PROMPT:
Render each line of the rows below as a Markdown table with the columns Number and Line, skipping blank lines and leaving out the pictures.
****************************************
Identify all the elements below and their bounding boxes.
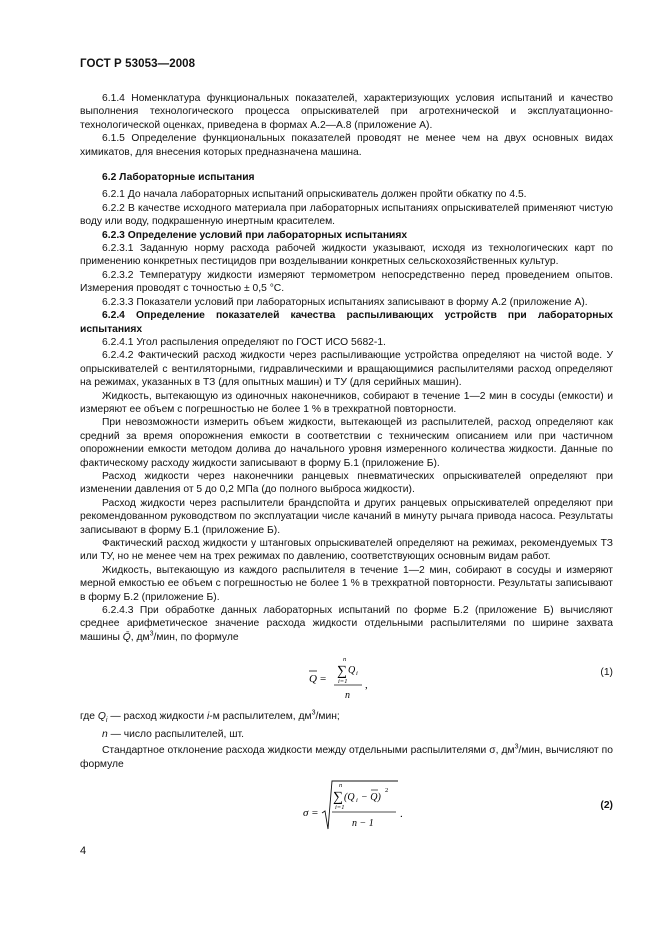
paragraph: 6.1.4 Номенклатура функциональных показателей, характеризующих условия испытаний и качество выполнения технологического процесса опрыскивателей при агротехнической и эксплуатационно-технологической оценках, приведена в формах А.2—А.8 (приложение А). [80, 93, 613, 131]
formula-2-denominator: n − 1 [352, 817, 374, 829]
paragraph: 6.2.3.3 Показатели условий при лабораторных испытаниях записывают в форму А.2 (приложение А). [102, 296, 588, 308]
formula-1-sum-top: n [343, 656, 347, 664]
paragraph: Жидкость, вытекающую из каждого распылителя в течение 1—2 мин, собирают в сосуды и измеряют мерной емкостью ее объем с погрешностью не более 1 % в трехкратной повторности. Результаты записывают в форму Б.2 (приложение Б). [80, 564, 613, 603]
formula-2-graphic [80, 775, 613, 839]
paragraph: 6.2.3.1 Заданную норму расхода рабочей жидкости указывают, исходя из технологических карт по применению конкретных пестицидов при возделывании конкретных сельскохозяйственных культур. [80, 243, 613, 268]
paragraph: 6.2.4.2 Фактический расход жидкости через распыливающие устройства определяют на чистой воде. У опрыскивателей с вентиляторными, гидравлическими и вращающимися распылителями расход определяют на режимах, указанных в ТЗ (для опытных машин) и ТУ (для серийных машин). [80, 350, 613, 389]
paragraph: Расход жидкости через распылители брандспойта и других ранцевых опрыскивателей определяют при рекомендованном руководством по эксплуатации числе качаний в минуту рычага привода насоса. Результаты записывают в форму Б.1 (приложение Б). [80, 497, 613, 536]
paragraph: При невозможности измерить объем жидкости, вытекающей из распылителей, расход определяют как средний за время опорожнения емкости в соответствии с техническим описанием или при частичном опорожнении емкости методом долива до начального уровня измеренного количества жидкости. Данные по фактическому расходу жидкости записывают в форму Б.1 (приложение Б). [80, 417, 613, 469]
section-heading-6-2-3: 6.2.3 Определение условий при лабораторных испытаниях [102, 229, 408, 241]
formula-1-sum-bottom: i=1 [338, 678, 348, 686]
paragraph: Жидкость, вытекающую из одиночных наконечников, собирают в течение 1—2 мин в сосуды (емкости) и измеряют ее объем с погрешностью не более 1 % в трехкратной повторности. [80, 390, 613, 415]
svg-text:∑: ∑ [337, 664, 347, 680]
formula-1-denominator: n [345, 690, 350, 702]
paragraph: 6.1.5 Определение функциональных показателей проводят не менее чем на двух основных видах химикатов, для внесения которых предназначена машина. [80, 133, 613, 158]
formula-2-number: (2) [600, 799, 613, 811]
formula-1-lhs: Q [309, 673, 317, 686]
paragraph: 6.2.4.3 При обработке данных лабораторных испытаний по форме Б.2 (приложение Б) вычисляют среднее арифметическое значение расхода жидкости отдельными распылителями по ширине захвата машины Q̄, $дм^3$/мин, по формуле [80, 605, 613, 643]
formula-1-term: Q [348, 665, 356, 677]
document-body [80, 92, 613, 841]
section-heading-6-2: 6.2 Лабораторные испытания [102, 172, 255, 184]
paragraph: 6.2.2 В качестве исходного материала при лабораторных испытаниях опрыскивателей применяют чистую воду или воду, подкрашенную инертным красителем. [80, 202, 613, 228]
paragraph: 6.2.3.2 Температуру жидкости измеряют термометром непосредственно перед проведением опытов. Измерения проводят с точностью ± 0,5 °С. [80, 269, 613, 295]
formula-2-lhs: σ = [303, 806, 319, 819]
formula-mean-flow [80, 648, 613, 708]
svg-text:∑: ∑ [333, 789, 343, 805]
document-header: ГОСТ Р 53053—2008 [80, 58, 196, 70]
section-heading-6-2-4: 6.2.4 Определение показателей качества распыливающих устройств при лабораторных испытаниях [80, 310, 613, 335]
formula-1-graphic [80, 648, 613, 708]
svg-text:=: = [320, 673, 327, 686]
paragraph: 6.2.1 До начала лабораторных испытаний опрыскиватель должен пройти обкатку по 4.5. [102, 189, 527, 201]
formula-2-minus: − Q) [361, 791, 381, 803]
page-number: 4 [80, 845, 87, 857]
formula-2-sub: i [356, 796, 358, 804]
paragraph: Фактический расход жидкости у штанговых опрыскивателей определяют на режимах, рекомендуемых ТЗ или ТУ, но не менее чем на трех режимах по давлению, соответствующих основным видам работ. [80, 538, 613, 563]
formula-2-sum-bottom: i=1 [335, 803, 345, 811]
formula-1-sub: i [356, 670, 358, 678]
where-n: n — число распылителей, шт. [102, 728, 244, 740]
formula-2-exp: 2 [385, 786, 389, 794]
formula-1-number: (1) [600, 667, 613, 679]
paragraph: 6.2.4.1 Угол распыления определяют по ГОСТ ИСО 5682-1. [102, 336, 386, 348]
formula-2-term: (Q [344, 791, 355, 803]
paragraph: Стандартное отклонение расхода жидкости между отдельными распылителями σ, $дм^3$/мин, вычисляют по формуле [80, 743, 613, 770]
svg-text:.: . [400, 807, 403, 820]
paragraph: Расход жидкости через наконечники ранцевых пневматических опрыскивателей определяют при изменении давления от 5 до 0,2 МПа (до полного выброса жидкости). [80, 470, 613, 496]
where-q: где $Q_i$ — расход жидкости i-м распылителем, $дм^3$/мин; [80, 709, 340, 725]
svg-text:,: , [365, 679, 368, 692]
formula-2-sum-top: n [339, 781, 343, 789]
formula-std-dev [80, 775, 613, 839]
****************************************
SOLUTION TO THIS TASK:
| Number | Line |
|---|---|
| 1 | Identify all the elements below and their bounding boxes. |
| 2 | paragraph: 6.1.4 Номенклатура функциональных показателей, характеризующих условия испытаний и качество выполнения технологического процесса опрыскивателей при агротехнической и эксплуатационно-технологической оценках, приведена в формах А.2—А.8 (приложение А). [80, 93, 613, 131] |
| 3 | formula-2-denominator: n − 1 [352, 817, 374, 829] |
| 4 | paragraph: 6.2.3.3 Показатели условий при лабораторных испытаниях записывают в форму А.2 (приложение А). [102, 296, 588, 308] |
| 5 | formula-1-sum-top: n [343, 656, 347, 664] |
| 6 | paragraph: Жидкость, вытекающую из каждого распылителя в течение 1—2 мин, собирают в сосуды и измеряют мерной емкостью ее объем с погрешностью не более 1 % в трехкратной повторности. Результаты записывают в форму Б.2 (приложение Б). [80, 564, 613, 603] |
| 7 | formula-2-graphic [80, 775, 613, 839] |
| 8 | paragraph: 6.2.3.1 Заданную норму расхода рабочей жидкости указывают, исходя из технологических карт по применению конкретных пестицидов при возделывании конкретных сельскохозяйственных культур. [80, 243, 613, 268] |
| 9 | paragraph: 6.2.4.2 Фактический расход жидкости через распыливающие устройства определяют на чистой воде. У опрыскивателей с вентиляторными, гидравлическими и вращающимися распылителями расход определяют на режимах, указанных в ТЗ (для опытных машин) и ТУ (для серийных машин). [80, 350, 613, 389] |
| 10 | paragraph: Расход жидкости через распылители брандспойта и других ранцевых опрыскивателей определяют при рекомендованном руководством по эксплуатации числе качаний в минуту рычага привода насоса. Результаты записывают в форму Б.1 (приложение Б). [80, 497, 613, 536] |
| 11 | paragraph: При невозможности измерить объем жидкости, вытекающей из распылителей, расход определяют как средний за время опорожнения емкости в соответствии с техническим описанием или при частичном опорожнении емкости методом долива до начального уровня измеренного количества жидкости. Данные по фактическому расходу жидкости записывают в форму Б.1 (приложение Б). [80, 417, 613, 469] |
| 12 | section-heading-6-2-3: 6.2.3 Определение условий при лабораторных испытаниях [102, 229, 408, 241] |
| 13 | formula-1-sum-bottom: i=1 [338, 678, 348, 686] |
| 14 | paragraph: Жидкость, вытекающую из одиночных наконечников, собирают в течение 1—2 мин в сосуды (емкости) и измеряют ее объем с погрешностью не более 1 % в трехкратной повторности. [80, 390, 613, 415] |
| 15 | svg-text:∑: ∑ [337, 664, 347, 680] |
| 16 | formula-1-denominator: n [345, 690, 350, 702] |
| 17 | paragraph: 6.1.5 Определение функциональных показателей проводят не менее чем на двух основных видах химикатов, для внесения которых предназначена машина. [80, 133, 613, 158] |
| 18 | formula-2-number: (2) [600, 799, 613, 811] |
| 19 | formula-1-lhs: Q [309, 673, 317, 686] |
| 20 | paragraph: 6.2.4.3 При обработке данных лабораторных испытаний по форме Б.2 (приложение Б) вычисляют среднее арифметическое значение расхода жидкости отдельными распылителями по ширине захвата машины Q̄, $дм^3$/мин, по формуле [80, 605, 613, 643] |
| 21 | formula-1-term: Q [348, 665, 356, 677] |
| 22 | document-body [80, 92, 613, 841] |
| 23 | section-heading-6-2: 6.2 Лабораторные испытания [102, 172, 255, 184] |
| 24 | paragraph: 6.2.2 В качестве исходного материала при лабораторных испытаниях опрыскивателей применяют чистую воду или воду, подкрашенную инертным красителем. [80, 202, 613, 228] |
| 25 | paragraph: 6.2.3.2 Температуру жидкости измеряют термометром непосредственно перед проведением опытов. Измерения проводят с точностью ± 0,5 °С. [80, 269, 613, 295] |
| 26 | formula-2-lhs: σ = [303, 806, 319, 819] |
| 27 | formula-mean-flow [80, 648, 613, 708] |
| 28 | svg-text:∑: ∑ [333, 789, 343, 805] |
| 29 | document-header: ГОСТ Р 53053—2008 [80, 58, 196, 70] |
| 30 | section-heading-6-2-4: 6.2.4 Определение показателей качества распыливающих устройств при лабораторных испытаниях [80, 310, 613, 335] |
| 31 | formula-1-graphic [80, 648, 613, 708] |
| 32 | svg-text:=: = [320, 673, 327, 686] |
| 33 | paragraph: 6.2.1 До начала лабораторных испытаний опрыскиватель должен пройти обкатку по 4.5. [102, 189, 527, 201] |
| 34 | formula-2-minus: − Q) [361, 791, 381, 803] |
| 35 | page-number: 4 [80, 845, 87, 857] |
| 36 | formula-2-sub: i [356, 796, 358, 804] |
| 37 | paragraph: Фактический расход жидкости у штанговых опрыскивателей определяют на режимах, рекомендуемых ТЗ или ТУ, но не менее чем на трех режимах по давлению, соответствующих основным видам работ. [80, 538, 613, 563] |
| 38 | formula-2-sum-bottom: i=1 [335, 803, 345, 811] |
| 39 | formula-1-sub: i [356, 670, 358, 678] |
| 40 | where-n: n — число распылителей, шт. [102, 728, 244, 740] |
| 41 | formula-2-exp: 2 [385, 786, 389, 794] |
| 42 | formula-1-number: (1) [600, 667, 613, 679] |
| 43 | paragraph: 6.2.4.1 Угол распыления определяют по ГОСТ ИСО 5682-1. [102, 336, 386, 348] |
| 44 | formula-2-term: (Q [344, 791, 355, 803] |
| 45 | paragraph: Стандартное отклонение расхода жидкости между отдельными распылителями σ, $дм^3$/мин, вычисляют по формуле [80, 743, 613, 770] |
| 46 | svg-text:.: . [400, 807, 403, 820] |
| 47 | paragraph: Расход жидкости через наконечники ранцевых пневматических опрыскивателей определяют при изменении давления от 5 до 0,2 МПа (до полного выброса жидкости). [80, 470, 613, 496] |
| 48 | where-q: где $Q_i$ — расход жидкости i-м распылителем, $дм^3$/мин; [80, 709, 340, 725] |
| 49 | svg-text:,: , [365, 679, 368, 692] |
| 50 | formula-2-sum-top: n [339, 781, 343, 789] |
| 51 | formula-std-dev [80, 775, 613, 839] |